**Passage extrait:**
--- --- ---
Cardinal
Maurin aux Ouvriers et Ouvrières catholiques
du
Rhône et de la Loire
1918
APPEL
DE
SON ÉMINENCE LE CARDINAL MAURIN
Archevêque de Lyon et de Vienne
aux Ouvriers et Ouvrières catholiques du Rhône et de la Loire.
CHERS TRAVAILLEURS,
Par la miséricordieuse
protection de Dieu et grâce à l’héroïque et persévérante énergie de nos
soldats, nous sommes enfin délivrés de l’horrible cauchemar qui, pendant plus
de quatre ans, nous a fait passer par les plus cruelles angoisses. Aux maux et
aux douleurs de la plus sanglante des guerres vont succéder les douceurs et les
bienfaits d'une paix glorieuse. Notre bien-aimée patrie est appelée à goûter
une ère nouvelle de grandeur et de prospérité, si, dans le monde du travail, la
haine destructrice, qu'on a si longtemps prêchée, cède la place à l'amour
créateur instamment recommandé par le Maître dans son Evangile : « Aimez-vous les uns les autres. »
Notre-Seigneur Jésus-Christ
est venu sur la terre pour racheter et sauver tous les hommes. Mais il a
témoigné aux humbles et aux pauvres un amour de prédilection. Il les a
particulièrement invités à venir à lui. « Venez à moi, vous tous qui travaillez et qui êtes accablés sous le
poids et je vous soulagerai ». Au désert, il a eu pitié de la foule
et, pour elle, il a multiplié miraculeusement les pains et les poissons.
--- --- ---
**Énoncé rédigé A:** Pouvez-vous reprendre le passage de l'appel qui commence par « Notre-Seigneur Jésus-Christ » et se termine par « et les poissons. », en changeant « la foule » en « la multitude » ?

**Enregistrements:**
--- --- ---
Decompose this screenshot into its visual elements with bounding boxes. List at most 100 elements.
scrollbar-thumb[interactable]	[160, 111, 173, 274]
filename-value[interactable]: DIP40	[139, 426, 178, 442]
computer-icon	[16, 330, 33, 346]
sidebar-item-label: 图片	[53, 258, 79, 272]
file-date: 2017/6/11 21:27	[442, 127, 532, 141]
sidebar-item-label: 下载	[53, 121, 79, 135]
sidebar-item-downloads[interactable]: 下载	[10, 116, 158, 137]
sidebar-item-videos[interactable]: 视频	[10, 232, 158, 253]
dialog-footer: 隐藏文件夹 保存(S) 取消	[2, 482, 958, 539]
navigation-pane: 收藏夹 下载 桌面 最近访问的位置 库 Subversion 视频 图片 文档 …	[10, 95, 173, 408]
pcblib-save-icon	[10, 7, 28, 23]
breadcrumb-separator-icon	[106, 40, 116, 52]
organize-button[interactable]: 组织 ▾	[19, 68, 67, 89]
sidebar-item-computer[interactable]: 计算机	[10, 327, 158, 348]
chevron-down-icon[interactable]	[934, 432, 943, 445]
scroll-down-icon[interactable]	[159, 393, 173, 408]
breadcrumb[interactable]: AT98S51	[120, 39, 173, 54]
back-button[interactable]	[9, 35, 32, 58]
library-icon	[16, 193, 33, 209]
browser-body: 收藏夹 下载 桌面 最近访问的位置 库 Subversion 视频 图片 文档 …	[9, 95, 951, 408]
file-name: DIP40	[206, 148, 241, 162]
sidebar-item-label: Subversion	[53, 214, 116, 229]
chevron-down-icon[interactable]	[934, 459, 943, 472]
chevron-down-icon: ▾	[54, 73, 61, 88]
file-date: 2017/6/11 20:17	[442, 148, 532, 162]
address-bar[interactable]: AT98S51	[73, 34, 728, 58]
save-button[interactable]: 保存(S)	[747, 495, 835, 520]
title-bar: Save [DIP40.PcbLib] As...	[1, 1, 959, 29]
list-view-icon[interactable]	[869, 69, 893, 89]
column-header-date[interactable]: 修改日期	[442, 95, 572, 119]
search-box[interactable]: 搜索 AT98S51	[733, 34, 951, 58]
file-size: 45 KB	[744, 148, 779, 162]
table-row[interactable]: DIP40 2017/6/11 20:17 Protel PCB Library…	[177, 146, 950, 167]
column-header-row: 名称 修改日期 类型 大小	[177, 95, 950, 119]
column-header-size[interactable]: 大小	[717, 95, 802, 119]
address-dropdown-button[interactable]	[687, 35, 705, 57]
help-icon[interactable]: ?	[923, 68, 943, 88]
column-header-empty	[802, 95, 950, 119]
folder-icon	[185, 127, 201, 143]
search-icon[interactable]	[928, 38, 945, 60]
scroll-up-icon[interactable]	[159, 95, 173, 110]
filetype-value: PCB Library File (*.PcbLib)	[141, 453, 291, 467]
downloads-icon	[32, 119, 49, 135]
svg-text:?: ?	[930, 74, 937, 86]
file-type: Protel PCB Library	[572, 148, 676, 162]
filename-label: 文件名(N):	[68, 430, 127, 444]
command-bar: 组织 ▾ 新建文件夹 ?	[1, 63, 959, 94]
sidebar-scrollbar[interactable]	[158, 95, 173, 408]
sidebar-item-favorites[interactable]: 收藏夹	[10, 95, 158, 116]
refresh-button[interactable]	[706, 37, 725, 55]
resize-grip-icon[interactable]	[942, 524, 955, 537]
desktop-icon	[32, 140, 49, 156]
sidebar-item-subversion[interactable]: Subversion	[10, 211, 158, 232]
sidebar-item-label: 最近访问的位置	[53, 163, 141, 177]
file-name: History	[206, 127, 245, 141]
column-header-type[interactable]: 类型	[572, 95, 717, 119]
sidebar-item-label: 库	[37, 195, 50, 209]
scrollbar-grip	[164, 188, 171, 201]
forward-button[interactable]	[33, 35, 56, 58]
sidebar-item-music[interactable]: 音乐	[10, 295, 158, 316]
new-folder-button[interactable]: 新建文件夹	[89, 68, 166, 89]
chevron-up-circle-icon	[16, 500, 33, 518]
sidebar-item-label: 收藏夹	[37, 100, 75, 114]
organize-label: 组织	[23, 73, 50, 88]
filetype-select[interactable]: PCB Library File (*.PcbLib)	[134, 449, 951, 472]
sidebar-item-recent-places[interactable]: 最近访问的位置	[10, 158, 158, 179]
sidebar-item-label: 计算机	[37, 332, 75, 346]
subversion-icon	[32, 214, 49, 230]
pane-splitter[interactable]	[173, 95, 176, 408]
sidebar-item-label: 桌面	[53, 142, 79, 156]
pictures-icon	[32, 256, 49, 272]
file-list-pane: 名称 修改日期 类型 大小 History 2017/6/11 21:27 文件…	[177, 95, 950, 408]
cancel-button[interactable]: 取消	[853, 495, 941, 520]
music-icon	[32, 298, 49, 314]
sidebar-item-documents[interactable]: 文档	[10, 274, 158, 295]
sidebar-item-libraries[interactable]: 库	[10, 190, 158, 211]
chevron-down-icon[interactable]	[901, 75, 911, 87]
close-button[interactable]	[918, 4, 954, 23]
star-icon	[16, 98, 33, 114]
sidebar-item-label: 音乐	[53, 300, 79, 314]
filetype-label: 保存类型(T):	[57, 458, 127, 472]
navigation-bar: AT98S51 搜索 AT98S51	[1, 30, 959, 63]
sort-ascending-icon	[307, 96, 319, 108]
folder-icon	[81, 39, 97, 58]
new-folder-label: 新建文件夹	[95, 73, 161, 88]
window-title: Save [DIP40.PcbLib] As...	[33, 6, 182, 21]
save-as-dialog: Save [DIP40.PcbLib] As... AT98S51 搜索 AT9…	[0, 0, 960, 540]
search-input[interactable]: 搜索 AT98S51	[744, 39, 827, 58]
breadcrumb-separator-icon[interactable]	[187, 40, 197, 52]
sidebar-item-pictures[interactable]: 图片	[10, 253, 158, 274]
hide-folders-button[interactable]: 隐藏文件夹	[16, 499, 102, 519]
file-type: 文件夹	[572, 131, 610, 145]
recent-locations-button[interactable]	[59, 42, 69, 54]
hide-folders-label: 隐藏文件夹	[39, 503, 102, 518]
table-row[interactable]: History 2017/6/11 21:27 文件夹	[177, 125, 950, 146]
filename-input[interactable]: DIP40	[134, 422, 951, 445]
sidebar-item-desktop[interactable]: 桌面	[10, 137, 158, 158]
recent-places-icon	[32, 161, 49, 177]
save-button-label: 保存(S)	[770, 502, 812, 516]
--- --- ---
**Énoncé rédigé B:** Recopiez fidèlement les enregistrements, du tout début jusqu'à la ligne contenant « dialog-footer: 隐藏文件夹 保存(S) », celle-ci comprise.

**Réponse finale A:**
Notre-Seigneur Jésus-Christ
est venu sur la terre pour racheter et sauver tous les hommes. Mais il a
témoigné aux humbles et aux pauvres un amour de prédilection. Il les a
particulièrement invités à venir à lui. « Venez à moi, vous tous qui travaillez et qui êtes accablés sous le
poids et je vous soulagerai ». Au désert, il a eu pitié de la multitude
et, pour elle, il a multiplié miraculeusement les pains et les poissons.

**Réponse finale B:**
Decompose this screenshot into its visual elements with bounding boxes. List at most 100 elements.
scrollbar-thumb[interactable]	[160, 111, 173, 274]
filename-value[interactable]: DIP40	[139, 426, 178, 442]
computer-icon	[16, 330, 33, 346]
sidebar-item-label: 图片	[53, 258, 79, 272]
file-date: 2017/6/11 21:27	[442, 127, 532, 141]
sidebar-item-label: 下载	[53, 121, 79, 135]
sidebar-item-downloads[interactable]: 下载	[10, 116, 158, 137]
sidebar-item-videos[interactable]: 视频	[10, 232, 158, 253]
dialog-footer: 隐藏文件夹 保存(S) 取消	[2, 482, 958, 539]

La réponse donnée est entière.